*Stated exercise*
Your task is to gather the lines below that hold the string "Waltraut".

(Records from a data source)
** START **

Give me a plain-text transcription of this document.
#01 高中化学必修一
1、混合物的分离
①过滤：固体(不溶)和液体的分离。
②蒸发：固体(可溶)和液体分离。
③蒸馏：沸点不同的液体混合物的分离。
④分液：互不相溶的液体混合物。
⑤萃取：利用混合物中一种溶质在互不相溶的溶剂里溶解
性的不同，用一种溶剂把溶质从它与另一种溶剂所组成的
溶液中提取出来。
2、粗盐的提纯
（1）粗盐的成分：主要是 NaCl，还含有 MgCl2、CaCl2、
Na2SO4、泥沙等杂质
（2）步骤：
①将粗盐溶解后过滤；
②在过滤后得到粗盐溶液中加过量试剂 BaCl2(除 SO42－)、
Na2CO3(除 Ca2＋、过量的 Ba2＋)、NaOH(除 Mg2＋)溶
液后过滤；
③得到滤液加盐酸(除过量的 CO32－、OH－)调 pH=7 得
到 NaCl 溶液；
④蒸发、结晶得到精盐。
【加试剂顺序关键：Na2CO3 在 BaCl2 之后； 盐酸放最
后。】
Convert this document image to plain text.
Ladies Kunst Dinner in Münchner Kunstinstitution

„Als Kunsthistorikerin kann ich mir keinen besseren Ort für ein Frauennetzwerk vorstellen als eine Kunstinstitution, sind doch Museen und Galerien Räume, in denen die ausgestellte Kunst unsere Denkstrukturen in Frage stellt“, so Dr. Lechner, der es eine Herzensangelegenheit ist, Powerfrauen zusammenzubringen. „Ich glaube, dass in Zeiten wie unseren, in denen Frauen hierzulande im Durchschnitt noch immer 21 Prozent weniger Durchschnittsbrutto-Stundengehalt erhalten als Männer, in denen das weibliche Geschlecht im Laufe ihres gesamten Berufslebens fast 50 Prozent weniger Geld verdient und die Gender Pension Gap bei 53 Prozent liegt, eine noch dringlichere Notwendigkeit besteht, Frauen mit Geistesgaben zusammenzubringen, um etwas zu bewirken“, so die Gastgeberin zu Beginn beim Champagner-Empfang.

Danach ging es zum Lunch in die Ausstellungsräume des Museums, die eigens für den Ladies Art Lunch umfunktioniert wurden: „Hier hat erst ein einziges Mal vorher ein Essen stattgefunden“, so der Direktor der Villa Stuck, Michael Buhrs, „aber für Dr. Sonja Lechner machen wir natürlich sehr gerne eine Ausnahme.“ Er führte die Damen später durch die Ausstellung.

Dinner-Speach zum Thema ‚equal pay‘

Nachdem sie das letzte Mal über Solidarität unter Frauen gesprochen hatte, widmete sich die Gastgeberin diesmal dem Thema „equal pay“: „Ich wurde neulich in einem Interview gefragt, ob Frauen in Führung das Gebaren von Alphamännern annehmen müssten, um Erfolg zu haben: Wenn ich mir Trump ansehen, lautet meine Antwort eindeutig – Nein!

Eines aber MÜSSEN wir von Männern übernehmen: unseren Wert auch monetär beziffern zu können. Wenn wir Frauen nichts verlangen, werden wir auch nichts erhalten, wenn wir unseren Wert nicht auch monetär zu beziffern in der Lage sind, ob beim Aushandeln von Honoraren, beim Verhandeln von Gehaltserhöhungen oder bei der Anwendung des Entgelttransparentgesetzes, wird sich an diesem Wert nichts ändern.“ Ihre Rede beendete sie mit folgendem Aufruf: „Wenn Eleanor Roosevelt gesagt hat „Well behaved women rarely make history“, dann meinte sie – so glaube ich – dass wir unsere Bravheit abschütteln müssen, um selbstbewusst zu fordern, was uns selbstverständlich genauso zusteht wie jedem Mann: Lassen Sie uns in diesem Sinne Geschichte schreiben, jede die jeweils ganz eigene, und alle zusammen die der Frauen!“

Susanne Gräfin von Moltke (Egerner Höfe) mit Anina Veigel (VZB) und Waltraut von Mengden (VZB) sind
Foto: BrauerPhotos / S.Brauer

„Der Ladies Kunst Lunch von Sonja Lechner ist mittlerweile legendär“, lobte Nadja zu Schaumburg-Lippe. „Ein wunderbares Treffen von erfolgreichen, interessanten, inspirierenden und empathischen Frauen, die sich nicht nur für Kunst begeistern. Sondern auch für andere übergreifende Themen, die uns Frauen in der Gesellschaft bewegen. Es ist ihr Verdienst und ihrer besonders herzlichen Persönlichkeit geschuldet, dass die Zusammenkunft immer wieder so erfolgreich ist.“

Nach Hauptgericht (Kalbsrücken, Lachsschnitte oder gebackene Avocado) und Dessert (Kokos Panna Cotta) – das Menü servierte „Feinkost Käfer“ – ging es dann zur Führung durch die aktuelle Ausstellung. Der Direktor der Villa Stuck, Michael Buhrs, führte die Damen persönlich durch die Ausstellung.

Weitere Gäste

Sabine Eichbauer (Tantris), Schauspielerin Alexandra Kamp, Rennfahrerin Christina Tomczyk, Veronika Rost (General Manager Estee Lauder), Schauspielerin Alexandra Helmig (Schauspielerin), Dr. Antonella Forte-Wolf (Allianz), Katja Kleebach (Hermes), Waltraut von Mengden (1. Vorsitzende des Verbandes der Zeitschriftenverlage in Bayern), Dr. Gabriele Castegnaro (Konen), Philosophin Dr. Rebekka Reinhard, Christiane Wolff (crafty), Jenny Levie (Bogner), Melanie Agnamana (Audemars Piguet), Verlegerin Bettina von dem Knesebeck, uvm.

** END **

*Written solution*
Susanne Gräfin von Moltke (Egerner Höfe) mit Anina Veigel (VZB) und Waltraut von Mengden (VZB) sind
Sabine Eichbauer (Tantris), Schauspielerin Alexandra Kamp, Rennfahrerin Christina Tomczyk, Veronika Rost (General Manager Estee Lauder), Schauspielerin Alexandra Helmig (Schauspielerin), Dr. Antonella Forte-Wolf (Allianz), Katja Kleebach (Hermes), Waltraut von Mengden (1. Vorsitzende des Verbandes der Zeitschriftenverlage in Bayern), Dr. Gabriele Castegnaro (Konen), Philosophin Dr. Rebekka Reinhard, Christiane Wolff (crafty), Jenny Levie (Bogner), Melanie Agnamana (Audemars Piguet), Verlegerin Bettina von dem Knesebeck, uvm.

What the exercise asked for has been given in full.